Dataset rows about figures:
::::::::::

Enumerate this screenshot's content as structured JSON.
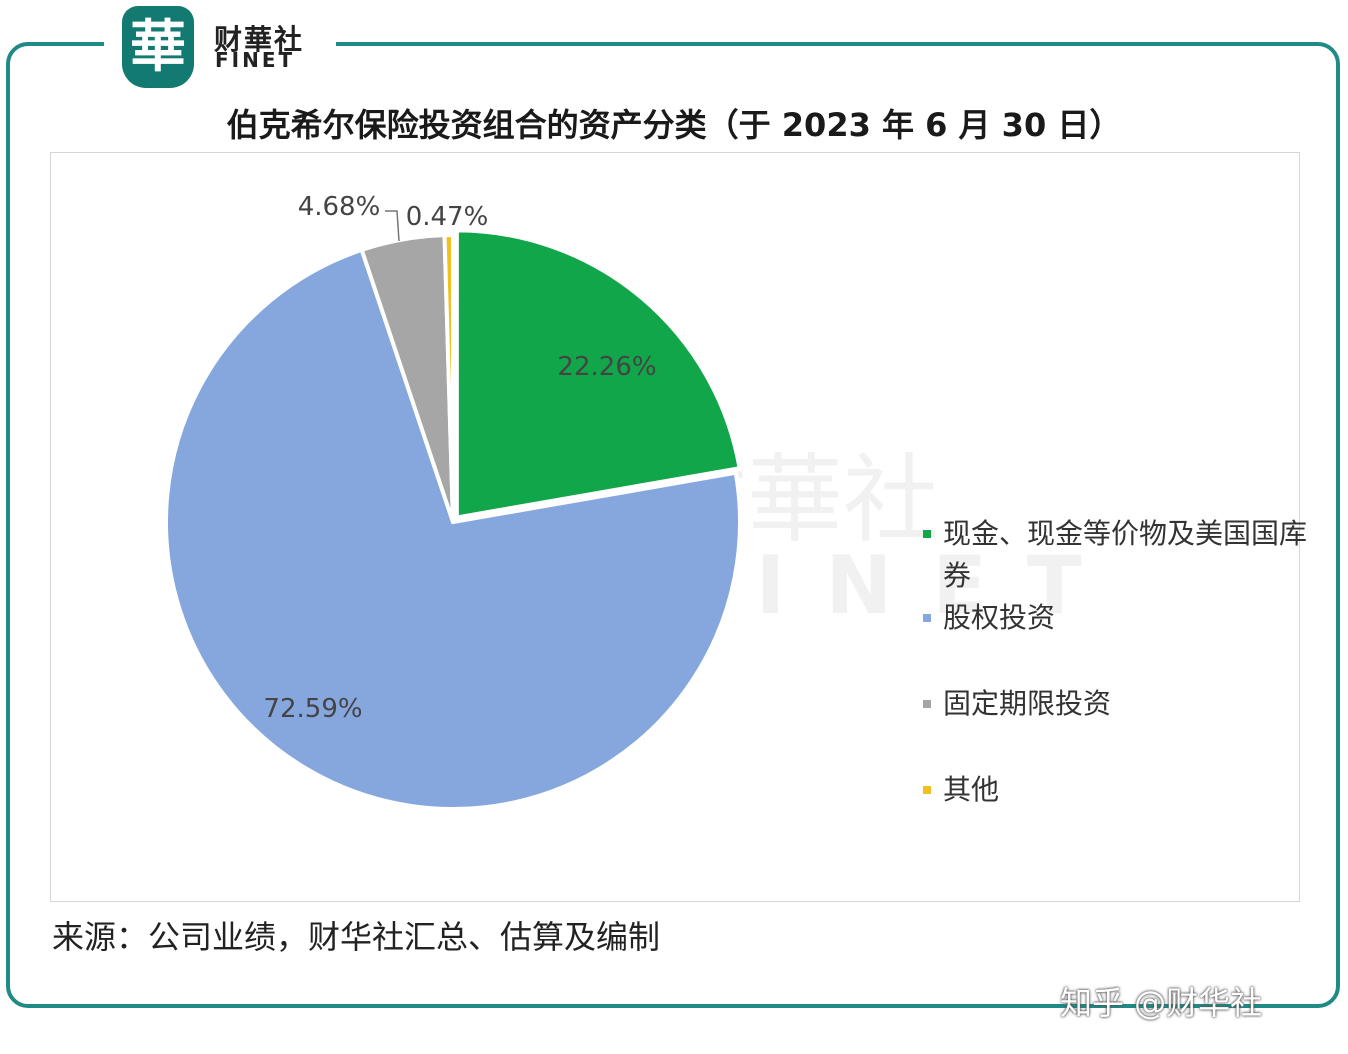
{
  "header": {
    "logo_glyph": "華",
    "logo_cn": "财華社",
    "logo_en": "FINET"
  },
  "chart_data": {
    "type": "pie",
    "title": "伯克希尔保险投资组合的资产分类（于 2023 年 6 月 30 日）",
    "series": [
      {
        "name": "现金、现金等价物及美国国库券",
        "value": 22.26,
        "label": "22.26%",
        "color": "#12a64a"
      },
      {
        "name": "股权投资",
        "value": 72.59,
        "label": "72.59%",
        "color": "#86a7de"
      },
      {
        "name": "固定期限投资",
        "value": 4.68,
        "label": "4.68%",
        "color": "#a6a6a6"
      },
      {
        "name": "其他",
        "value": 0.47,
        "label": "0.47%",
        "color": "#f2c01e"
      }
    ],
    "legend_position": "right"
  },
  "footer": {
    "source": "来源：公司业绩，财华社汇总、估算及编制",
    "watermark": "知乎 @财华社"
  }
}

::::::::::

Set down the material above as is, without any pictures.

Enumerate this screenshot's content as structured JSON.
{
  "header": {
    "logo_glyph": "華",
    "logo_cn": "财華社",
    "logo_en": "FINET"
  },
  "chart_data": {
    "type": "pie",
    "title": "伯克希尔保险投资组合的资产分类（于 2023 年 6 月 30 日）",
    "series": [
      {
        "name": "现金、现金等价物及美国国库券",
        "value": 22.26,
        "label": "22.26%",
        "color": "#12a64a"
      },
      {
        "name": "股权投资",
        "value": 72.59,
        "label": "72.59%",
        "color": "#86a7de"
      },
      {
        "name": "固定期限投资",
        "value": 4.68,
        "label": "4.68%",
        "color": "#a6a6a6"
      },
      {
        "name": "其他",
        "value": 0.47,
        "label": "0.47%",
        "color": "#f2c01e"
      }
    ],
    "legend_position": "right"
  },
  "footer": {
    "source": "来源：公司业绩，财华社汇总、估算及编制",
    "watermark": "知乎 @财华社"
  }
}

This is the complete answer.